Start SUPPLIED DATA
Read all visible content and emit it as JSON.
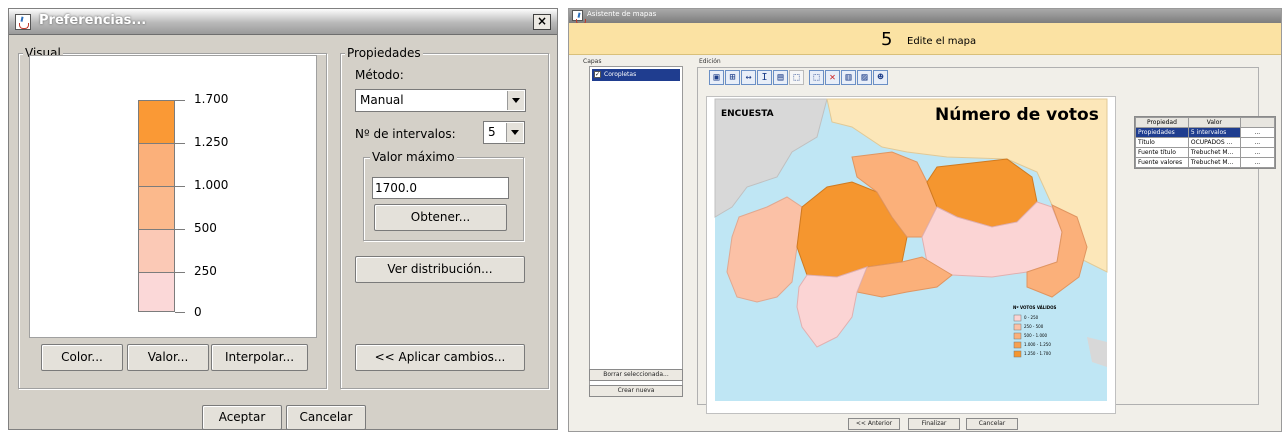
{
  "prefs_dialog": {
    "title": "Preferencias...",
    "close_glyph": "×",
    "visual_group": "Visual",
    "properties_group": "Propiedades",
    "method_label": "Método:",
    "method_value": "Manual",
    "intervals_label": "Nº de intervalos:",
    "intervals_value": "5",
    "max_group": "Valor máximo",
    "max_value": "1700.0",
    "obtain_button": "Obtener...",
    "distribution_button": "Ver distribución...",
    "color_button": "Color...",
    "value_button": "Valor...",
    "interpolate_button": "Interpolar...",
    "apply_button": "<< Aplicar cambios...",
    "accept_button": "Aceptar",
    "cancel_button": "Cancelar",
    "legend": {
      "labels": [
        "1.700",
        "1.250",
        "1.000",
        "500",
        "250",
        "0"
      ],
      "colors": [
        "#fa9935",
        "#fbb07a",
        "#fbb98c",
        "#fbc9b6",
        "#fbd8d8"
      ]
    }
  },
  "wizard": {
    "title": "Asistente de mapas",
    "step_number": "5",
    "step_title": "Edite el mapa",
    "layers_label": "Capas",
    "layer_item": "Coropletas",
    "edit_label": "Edición",
    "delete_button": "Borrar seleccionada...",
    "new_button": "Crear nueva",
    "back_button": "<< Anterior",
    "finish_button": "Finalizar",
    "cancel_button": "Cancelar",
    "toolbar_glyphs": [
      "▣",
      "⊞",
      "↔",
      "I",
      "▤",
      "⬚",
      "⬚",
      "✕",
      "▥",
      "▨",
      "☻"
    ],
    "map": {
      "survey_label": "ENCUESTA",
      "map_title": "Número de votos",
      "legend_title": "Nº VOTOS VÁLIDOS",
      "legend_items": [
        "0 - 250",
        "250 - 500",
        "500 - 1.000",
        "1.000 - 1.250",
        "1.250 - 1.700"
      ]
    },
    "properties_table": {
      "headers": [
        "Propiedad",
        "Valor"
      ],
      "rows": [
        [
          "Propiedades",
          "5 intervalos"
        ],
        [
          "Título",
          "OCUPADOS ..."
        ],
        [
          "Fuente título",
          "Trebuchet M..."
        ],
        [
          "Fuente valores",
          "Trebuchet M..."
        ]
      ]
    },
    "colors": {
      "sea": "#bfe6f4",
      "land_gray": "#d8d8d8",
      "land_beige": "#fce7b9",
      "dark": "#f5962f",
      "mid": "#fbb07a",
      "light": "#fbc1a6",
      "pale": "#fbd4d4"
    }
  }
}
End SUPPLIED DATA
▶ WHAT TO DO
From the listing above, pick out every line containing "Propiedades".

▶ SOLUTION TO THIS EXERCISE
    "properties_group": "Propiedades",
          "Propiedades",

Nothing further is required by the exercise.